Document extract:
---------------

Re: [OMPI users] Multiple Subnet MPI Fail

2010-11-22 Thread Paul Monday (Parallel Scientific)
Thanks for the quick response ... I've been thinking about this today and tried 
a few things on my CentOS mini connected cluster ...

To use tcp btl I will have to set up a bridge on A with ib0 and ib1 
participating in the bridge, then tcp btl could be used as you suggest.  
Unfortunately, the obvious solution to use bridge-utils on CentOS does not 
support Infiniband adapters.

This is now straying out of MPI range to a networking issue ... any ideas would 
be greatly appreciated on bridging at the IP over IB tier in a cluster.  This 
must be a solved problem but I'm not having a lot of luck with google and the 
archives.

Paul Monday



On Nov 22, 2010, at 7:46 AM, Terry Dontje wrote:

> You're gonna have to use a protocol that can route through a machine, OFED 
> User Verbs (ie openib) does not do this.  The only way I know of to do this 
> via OMPI is with the tcp btl.
> 
> --td
> 
> On 11/22/2010 09:28 AM, Paul Monday (Parallel Scientific) wrote:
>> 
>> We've been using OpenMPI in a switched environment with success, but we've 
>> moved to a point to point environment to do some work.  Some of the nodes 
>> cannot talk directly to one another, sort of like this with computers A,B, C 
>> with A having two ports: 
>> 
>> A(1)(opensm)-->B 
>> A(2)(opensm)-->C 
>> 
>> B is not connected to C in any way.

---------------

Record excerpts:
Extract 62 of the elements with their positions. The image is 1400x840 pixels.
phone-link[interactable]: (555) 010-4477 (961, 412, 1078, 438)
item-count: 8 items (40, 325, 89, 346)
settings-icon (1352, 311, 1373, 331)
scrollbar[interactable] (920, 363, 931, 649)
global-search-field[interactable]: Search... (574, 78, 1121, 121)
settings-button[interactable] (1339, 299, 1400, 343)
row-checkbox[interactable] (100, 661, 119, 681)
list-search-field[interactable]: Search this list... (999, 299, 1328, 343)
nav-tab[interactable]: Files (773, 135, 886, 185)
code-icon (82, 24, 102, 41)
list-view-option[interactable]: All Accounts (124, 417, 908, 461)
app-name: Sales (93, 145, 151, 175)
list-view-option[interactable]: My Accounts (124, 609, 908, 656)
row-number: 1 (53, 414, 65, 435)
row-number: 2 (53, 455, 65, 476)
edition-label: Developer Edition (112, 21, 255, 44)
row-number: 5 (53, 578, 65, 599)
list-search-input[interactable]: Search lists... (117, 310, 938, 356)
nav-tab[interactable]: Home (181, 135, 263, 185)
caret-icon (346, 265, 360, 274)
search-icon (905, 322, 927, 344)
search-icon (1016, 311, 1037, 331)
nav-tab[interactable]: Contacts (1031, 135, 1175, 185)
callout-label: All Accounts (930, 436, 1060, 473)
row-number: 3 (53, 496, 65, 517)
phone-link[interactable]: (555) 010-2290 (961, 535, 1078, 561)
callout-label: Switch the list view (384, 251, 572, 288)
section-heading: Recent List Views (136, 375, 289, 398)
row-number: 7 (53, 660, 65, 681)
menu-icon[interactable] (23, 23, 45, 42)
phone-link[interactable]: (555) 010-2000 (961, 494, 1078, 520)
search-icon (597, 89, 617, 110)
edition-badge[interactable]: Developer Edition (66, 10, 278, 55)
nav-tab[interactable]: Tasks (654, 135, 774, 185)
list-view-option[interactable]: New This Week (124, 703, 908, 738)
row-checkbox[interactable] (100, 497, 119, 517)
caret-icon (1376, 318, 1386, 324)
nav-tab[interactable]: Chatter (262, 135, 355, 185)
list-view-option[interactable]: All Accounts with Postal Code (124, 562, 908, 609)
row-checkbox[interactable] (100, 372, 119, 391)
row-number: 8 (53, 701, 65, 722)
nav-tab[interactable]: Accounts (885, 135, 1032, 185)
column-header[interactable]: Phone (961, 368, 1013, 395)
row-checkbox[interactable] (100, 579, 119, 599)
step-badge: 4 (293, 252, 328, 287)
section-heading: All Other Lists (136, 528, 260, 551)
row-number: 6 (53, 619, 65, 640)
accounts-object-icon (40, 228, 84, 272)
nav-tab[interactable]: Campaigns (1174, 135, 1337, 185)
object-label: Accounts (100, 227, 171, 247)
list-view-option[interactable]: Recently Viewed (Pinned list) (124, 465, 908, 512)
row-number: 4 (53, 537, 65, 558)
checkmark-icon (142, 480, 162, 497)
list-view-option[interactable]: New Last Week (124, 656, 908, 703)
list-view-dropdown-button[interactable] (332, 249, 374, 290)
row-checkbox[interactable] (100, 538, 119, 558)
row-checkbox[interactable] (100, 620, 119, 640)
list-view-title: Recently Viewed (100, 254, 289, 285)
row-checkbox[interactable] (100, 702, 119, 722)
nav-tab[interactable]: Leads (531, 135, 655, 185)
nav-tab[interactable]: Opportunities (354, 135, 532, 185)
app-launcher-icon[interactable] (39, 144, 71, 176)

---------------

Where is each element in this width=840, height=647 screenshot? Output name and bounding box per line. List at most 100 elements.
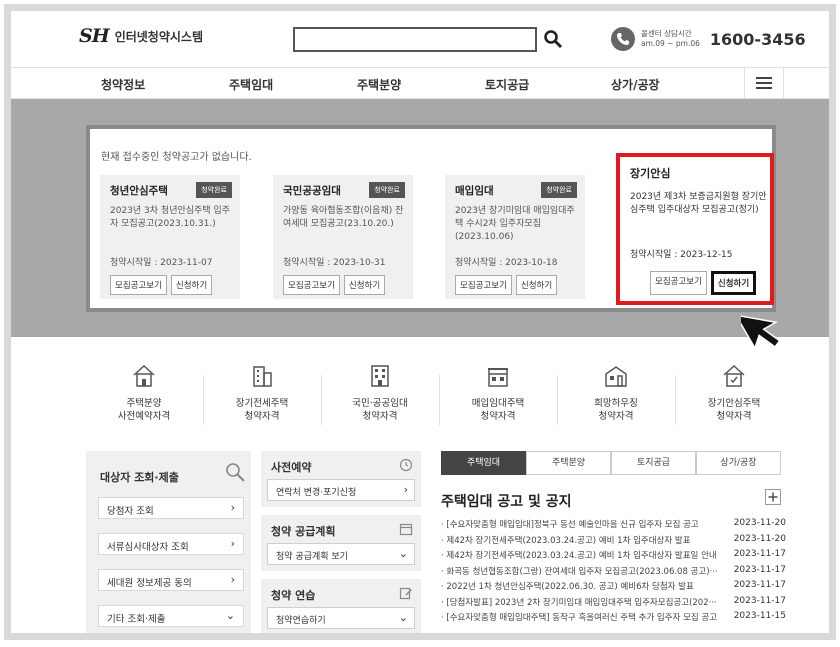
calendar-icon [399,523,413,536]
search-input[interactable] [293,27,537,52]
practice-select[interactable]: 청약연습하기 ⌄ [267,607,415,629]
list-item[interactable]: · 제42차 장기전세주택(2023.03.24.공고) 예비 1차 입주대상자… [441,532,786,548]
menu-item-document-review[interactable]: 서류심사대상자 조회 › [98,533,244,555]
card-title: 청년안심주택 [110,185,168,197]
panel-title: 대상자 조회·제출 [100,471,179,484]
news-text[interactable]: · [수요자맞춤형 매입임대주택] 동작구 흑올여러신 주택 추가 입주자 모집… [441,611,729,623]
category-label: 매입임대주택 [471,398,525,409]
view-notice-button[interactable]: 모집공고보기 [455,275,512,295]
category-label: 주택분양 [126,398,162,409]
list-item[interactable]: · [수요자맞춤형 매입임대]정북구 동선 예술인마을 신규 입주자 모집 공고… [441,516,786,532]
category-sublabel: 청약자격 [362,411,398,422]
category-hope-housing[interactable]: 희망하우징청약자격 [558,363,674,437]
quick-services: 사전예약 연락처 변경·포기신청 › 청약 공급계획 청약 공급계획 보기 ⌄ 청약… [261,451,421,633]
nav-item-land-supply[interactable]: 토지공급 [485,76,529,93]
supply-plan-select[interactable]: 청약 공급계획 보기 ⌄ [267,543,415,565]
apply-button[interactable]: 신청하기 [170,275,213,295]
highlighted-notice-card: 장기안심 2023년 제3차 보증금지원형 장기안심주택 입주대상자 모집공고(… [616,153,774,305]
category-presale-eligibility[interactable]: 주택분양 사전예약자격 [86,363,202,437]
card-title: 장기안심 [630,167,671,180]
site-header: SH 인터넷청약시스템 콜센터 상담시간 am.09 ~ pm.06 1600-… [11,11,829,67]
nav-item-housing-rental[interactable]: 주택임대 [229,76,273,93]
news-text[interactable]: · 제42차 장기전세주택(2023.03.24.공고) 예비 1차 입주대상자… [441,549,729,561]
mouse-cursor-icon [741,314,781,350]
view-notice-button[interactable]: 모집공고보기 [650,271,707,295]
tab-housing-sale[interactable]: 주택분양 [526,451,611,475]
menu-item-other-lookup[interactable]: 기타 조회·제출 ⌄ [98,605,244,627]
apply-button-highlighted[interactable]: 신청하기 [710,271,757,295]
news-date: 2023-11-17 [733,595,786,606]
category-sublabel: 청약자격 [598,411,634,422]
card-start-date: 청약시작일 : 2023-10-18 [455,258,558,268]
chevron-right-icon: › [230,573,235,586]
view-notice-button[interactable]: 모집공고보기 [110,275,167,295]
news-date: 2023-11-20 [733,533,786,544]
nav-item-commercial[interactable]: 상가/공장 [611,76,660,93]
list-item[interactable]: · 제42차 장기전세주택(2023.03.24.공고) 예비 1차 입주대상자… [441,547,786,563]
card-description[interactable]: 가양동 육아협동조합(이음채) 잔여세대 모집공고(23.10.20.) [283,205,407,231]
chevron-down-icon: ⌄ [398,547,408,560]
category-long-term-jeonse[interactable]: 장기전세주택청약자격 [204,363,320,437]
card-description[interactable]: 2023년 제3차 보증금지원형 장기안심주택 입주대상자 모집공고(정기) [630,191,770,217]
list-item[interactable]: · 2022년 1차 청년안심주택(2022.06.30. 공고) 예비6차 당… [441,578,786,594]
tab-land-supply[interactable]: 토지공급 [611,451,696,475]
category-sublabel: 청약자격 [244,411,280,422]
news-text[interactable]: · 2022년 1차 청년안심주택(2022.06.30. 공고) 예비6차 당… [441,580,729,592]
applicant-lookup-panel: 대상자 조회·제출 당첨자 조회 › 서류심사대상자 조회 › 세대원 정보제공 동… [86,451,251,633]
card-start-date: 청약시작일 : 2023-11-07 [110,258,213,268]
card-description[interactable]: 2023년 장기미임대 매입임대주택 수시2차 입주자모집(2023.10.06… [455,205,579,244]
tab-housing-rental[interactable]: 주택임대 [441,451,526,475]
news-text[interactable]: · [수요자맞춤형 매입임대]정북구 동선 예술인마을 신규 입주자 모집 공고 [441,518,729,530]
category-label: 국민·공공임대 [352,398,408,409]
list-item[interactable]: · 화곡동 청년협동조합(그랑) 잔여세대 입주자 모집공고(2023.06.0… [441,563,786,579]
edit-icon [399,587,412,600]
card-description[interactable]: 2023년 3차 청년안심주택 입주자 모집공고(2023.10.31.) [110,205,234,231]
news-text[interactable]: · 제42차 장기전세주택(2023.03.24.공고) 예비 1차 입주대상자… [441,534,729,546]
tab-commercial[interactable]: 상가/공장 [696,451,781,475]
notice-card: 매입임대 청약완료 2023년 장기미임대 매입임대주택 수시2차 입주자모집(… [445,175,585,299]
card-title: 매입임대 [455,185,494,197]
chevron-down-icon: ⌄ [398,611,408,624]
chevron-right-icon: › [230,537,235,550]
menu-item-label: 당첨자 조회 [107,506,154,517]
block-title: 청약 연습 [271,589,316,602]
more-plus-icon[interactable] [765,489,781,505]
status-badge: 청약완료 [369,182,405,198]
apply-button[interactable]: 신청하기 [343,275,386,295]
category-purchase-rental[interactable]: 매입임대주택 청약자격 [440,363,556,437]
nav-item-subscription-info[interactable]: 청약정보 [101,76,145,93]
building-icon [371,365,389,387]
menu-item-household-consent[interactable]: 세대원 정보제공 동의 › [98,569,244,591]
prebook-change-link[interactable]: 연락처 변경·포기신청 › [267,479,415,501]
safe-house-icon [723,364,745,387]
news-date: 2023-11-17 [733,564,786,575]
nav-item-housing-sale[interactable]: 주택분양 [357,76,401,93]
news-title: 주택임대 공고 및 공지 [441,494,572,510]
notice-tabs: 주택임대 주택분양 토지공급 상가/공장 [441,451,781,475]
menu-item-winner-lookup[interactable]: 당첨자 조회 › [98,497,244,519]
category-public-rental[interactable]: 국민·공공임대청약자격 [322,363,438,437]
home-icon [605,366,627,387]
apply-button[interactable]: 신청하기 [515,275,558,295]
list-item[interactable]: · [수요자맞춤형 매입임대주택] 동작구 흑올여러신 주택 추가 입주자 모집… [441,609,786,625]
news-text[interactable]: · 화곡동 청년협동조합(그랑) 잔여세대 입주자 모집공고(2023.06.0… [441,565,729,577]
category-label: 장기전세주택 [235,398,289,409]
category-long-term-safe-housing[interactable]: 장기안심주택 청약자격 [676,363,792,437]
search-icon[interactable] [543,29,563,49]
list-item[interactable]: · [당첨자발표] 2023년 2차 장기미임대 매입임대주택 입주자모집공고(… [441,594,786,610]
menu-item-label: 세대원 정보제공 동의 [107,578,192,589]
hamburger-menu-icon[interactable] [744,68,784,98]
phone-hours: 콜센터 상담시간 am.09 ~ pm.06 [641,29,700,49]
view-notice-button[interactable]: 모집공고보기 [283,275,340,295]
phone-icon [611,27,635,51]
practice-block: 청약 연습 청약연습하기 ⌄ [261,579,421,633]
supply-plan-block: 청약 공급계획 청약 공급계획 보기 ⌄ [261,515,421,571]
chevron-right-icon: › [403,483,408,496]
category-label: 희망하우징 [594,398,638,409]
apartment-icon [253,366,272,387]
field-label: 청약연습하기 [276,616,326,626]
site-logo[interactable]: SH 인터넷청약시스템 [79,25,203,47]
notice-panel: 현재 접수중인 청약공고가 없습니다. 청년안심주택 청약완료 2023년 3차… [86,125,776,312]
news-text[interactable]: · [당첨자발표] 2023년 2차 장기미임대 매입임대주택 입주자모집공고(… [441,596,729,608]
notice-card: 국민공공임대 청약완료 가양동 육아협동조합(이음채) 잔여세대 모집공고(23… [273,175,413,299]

---------------

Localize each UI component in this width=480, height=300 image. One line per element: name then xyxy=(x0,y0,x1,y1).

---------------

Brief A: Please swap "cluster" for "network" in the Open MPI thread and write out everything from "This is now" down to "the tcp btl.".
Brief B: Name each computer identified by a single letter in the Open MPI thread.

Correct output A:
This is now straying out of MPI range to a networking issue ... any ideas would 
be greatly appreciated on bridging at the IP over IB tier in a network.  This 
must be a solved problem but I'm not having a lot of luck with google and the 
archives.

Paul Monday



On Nov 22, 2010, at 7:46 AM, Terry Dontje wrote:

> You're gonna have to use a protocol that can route through a machine, OFED 
> User Verbs (ie openib) does not do this.  The only way I know of to do this 
> via OMPI is with the tcp btl.

Correct output B: A, B, C